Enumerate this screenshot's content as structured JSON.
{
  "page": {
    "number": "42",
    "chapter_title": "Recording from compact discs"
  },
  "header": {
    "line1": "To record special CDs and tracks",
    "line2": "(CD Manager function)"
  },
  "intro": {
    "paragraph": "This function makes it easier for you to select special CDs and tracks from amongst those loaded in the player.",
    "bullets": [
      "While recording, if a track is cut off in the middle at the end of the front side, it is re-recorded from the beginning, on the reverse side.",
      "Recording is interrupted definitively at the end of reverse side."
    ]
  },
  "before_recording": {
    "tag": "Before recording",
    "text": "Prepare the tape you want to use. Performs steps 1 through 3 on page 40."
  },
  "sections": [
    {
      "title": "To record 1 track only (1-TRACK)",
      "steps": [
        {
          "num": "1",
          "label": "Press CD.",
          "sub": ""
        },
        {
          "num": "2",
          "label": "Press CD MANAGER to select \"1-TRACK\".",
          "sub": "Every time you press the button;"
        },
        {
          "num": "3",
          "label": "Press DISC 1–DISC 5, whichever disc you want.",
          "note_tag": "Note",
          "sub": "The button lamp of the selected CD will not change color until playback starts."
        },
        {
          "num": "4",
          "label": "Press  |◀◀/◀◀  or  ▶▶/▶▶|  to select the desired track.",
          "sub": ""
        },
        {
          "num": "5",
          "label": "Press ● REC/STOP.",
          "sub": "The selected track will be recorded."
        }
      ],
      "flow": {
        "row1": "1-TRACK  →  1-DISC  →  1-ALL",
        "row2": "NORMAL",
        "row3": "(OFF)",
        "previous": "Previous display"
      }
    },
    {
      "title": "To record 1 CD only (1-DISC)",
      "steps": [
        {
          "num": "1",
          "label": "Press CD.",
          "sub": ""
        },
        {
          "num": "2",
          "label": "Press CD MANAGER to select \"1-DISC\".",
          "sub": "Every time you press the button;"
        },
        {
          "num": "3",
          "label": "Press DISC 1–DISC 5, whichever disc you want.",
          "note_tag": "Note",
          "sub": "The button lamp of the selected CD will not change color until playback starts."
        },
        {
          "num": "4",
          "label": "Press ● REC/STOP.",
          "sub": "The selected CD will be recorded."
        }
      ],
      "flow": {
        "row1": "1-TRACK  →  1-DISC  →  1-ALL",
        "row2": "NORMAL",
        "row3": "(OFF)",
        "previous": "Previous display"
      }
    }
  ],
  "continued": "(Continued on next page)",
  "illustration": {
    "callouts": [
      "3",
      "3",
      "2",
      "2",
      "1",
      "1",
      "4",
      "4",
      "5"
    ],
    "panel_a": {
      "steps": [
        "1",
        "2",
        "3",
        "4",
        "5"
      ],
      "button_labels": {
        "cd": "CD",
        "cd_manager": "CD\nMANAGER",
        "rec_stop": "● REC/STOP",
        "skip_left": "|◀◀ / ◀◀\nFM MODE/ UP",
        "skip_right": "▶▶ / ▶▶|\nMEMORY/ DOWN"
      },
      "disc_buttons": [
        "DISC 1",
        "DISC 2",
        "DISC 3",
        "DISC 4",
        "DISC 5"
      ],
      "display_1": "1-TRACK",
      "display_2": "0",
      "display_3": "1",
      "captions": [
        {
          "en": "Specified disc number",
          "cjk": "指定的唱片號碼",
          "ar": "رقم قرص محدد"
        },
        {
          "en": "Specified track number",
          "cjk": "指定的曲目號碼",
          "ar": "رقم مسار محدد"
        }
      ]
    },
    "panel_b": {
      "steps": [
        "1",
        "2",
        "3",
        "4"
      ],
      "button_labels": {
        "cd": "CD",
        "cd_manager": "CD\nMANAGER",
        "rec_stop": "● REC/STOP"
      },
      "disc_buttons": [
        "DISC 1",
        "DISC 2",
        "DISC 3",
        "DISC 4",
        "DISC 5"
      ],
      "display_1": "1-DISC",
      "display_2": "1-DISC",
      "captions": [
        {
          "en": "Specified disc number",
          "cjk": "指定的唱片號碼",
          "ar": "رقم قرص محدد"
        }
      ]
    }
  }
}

__Instructions for the task__
Provide all the records again, word for word.

__Exercise solution__
Enumerate this screenshot's content as structured JSON.
{
  "page": {
    "number": "42",
    "chapter_title": "Recording from compact discs"
  },
  "header": {
    "line1": "To record special CDs and tracks",
    "line2": "(CD Manager function)"
  },
  "intro": {
    "paragraph": "This function makes it easier for you to select special CDs and tracks from amongst those loaded in the player.",
    "bullets": [
      "While recording, if a track is cut off in the middle at the end of the front side, it is re-recorded from the beginning, on the reverse side.",
      "Recording is interrupted definitively at the end of reverse side."
    ]
  },
  "before_recording": {
    "tag": "Before recording",
    "text": "Prepare the tape you want to use. Performs steps 1 through 3 on page 40."
  },
  "sections": [
    {
      "title": "To record 1 track only (1-TRACK)",
      "steps": [
        {
          "num": "1",
          "label": "Press CD.",
          "sub": ""
        },
        {
          "num": "2",
          "label": "Press CD MANAGER to select \"1-TRACK\".",
          "sub": "Every time you press the button;"
        },
        {
          "num": "3",
          "label": "Press DISC 1–DISC 5, whichever disc you want.",
          "note_tag": "Note",
          "sub": "The button lamp of the selected CD will not change color until playback starts."
        },
        {
          "num": "4",
          "label": "Press  |◀◀/◀◀  or  ▶▶/▶▶|  to select the desired track.",
          "sub": ""
        },
        {
          "num": "5",
          "label": "Press ● REC/STOP.",
          "sub": "The selected track will be recorded."
        }
      ],
      "flow": {
        "row1": "1-TRACK  →  1-DISC  →  1-ALL",
        "row2": "NORMAL",
        "row3": "(OFF)",
        "previous": "Previous display"
      }
    },
    {
      "title": "To record 1 CD only (1-DISC)",
      "steps": [
        {
          "num": "1",
          "label": "Press CD.",
          "sub": ""
        },
        {
          "num": "2",
          "label": "Press CD MANAGER to select \"1-DISC\".",
          "sub": "Every time you press the button;"
        },
        {
          "num": "3",
          "label": "Press DISC 1–DISC 5, whichever disc you want.",
          "note_tag": "Note",
          "sub": "The button lamp of the selected CD will not change color until playback starts."
        },
        {
          "num": "4",
          "label": "Press ● REC/STOP.",
          "sub": "The selected CD will be recorded."
        }
      ],
      "flow": {
        "row1": "1-TRACK  →  1-DISC  →  1-ALL",
        "row2": "NORMAL",
        "row3": "(OFF)",
        "previous": "Previous display"
      }
    }
  ],
  "continued": "(Continued on next page)",
  "illustration": {
    "callouts": [
      "3",
      "3",
      "2",
      "2",
      "1",
      "1",
      "4",
      "4",
      "5"
    ],
    "panel_a": {
      "steps": [
        "1",
        "2",
        "3",
        "4",
        "5"
      ],
      "button_labels": {
        "cd": "CD",
        "cd_manager": "CD\nMANAGER",
        "rec_stop": "● REC/STOP",
        "skip_left": "|◀◀ / ◀◀\nFM MODE/ UP",
        "skip_right": "▶▶ / ▶▶|\nMEMORY/ DOWN"
      },
      "disc_buttons": [
        "DISC 1",
        "DISC 2",
        "DISC 3",
        "DISC 4",
        "DISC 5"
      ],
      "display_1": "1-TRACK",
      "display_2": "0",
      "display_3": "1",
      "captions": [
        {
          "en": "Specified disc number",
          "cjk": "指定的唱片號碼",
          "ar": "رقم قرص محدد"
        },
        {
          "en": "Specified track number",
          "cjk": "指定的曲目號碼",
          "ar": "رقم مسار محدد"
        }
      ]
    },
    "panel_b": {
      "steps": [
        "1",
        "2",
        "3",
        "4"
      ],
      "button_labels": {
        "cd": "CD",
        "cd_manager": "CD\nMANAGER",
        "rec_stop": "● REC/STOP"
      },
      "disc_buttons": [
        "DISC 1",
        "DISC 2",
        "DISC 3",
        "DISC 4",
        "DISC 5"
      ],
      "display_1": "1-DISC",
      "display_2": "1-DISC",
      "captions": [
        {
          "en": "Specified disc number",
          "cjk": "指定的唱片號碼",
          "ar": "رقم قرص محدد"
        }
      ]
    }
  }
}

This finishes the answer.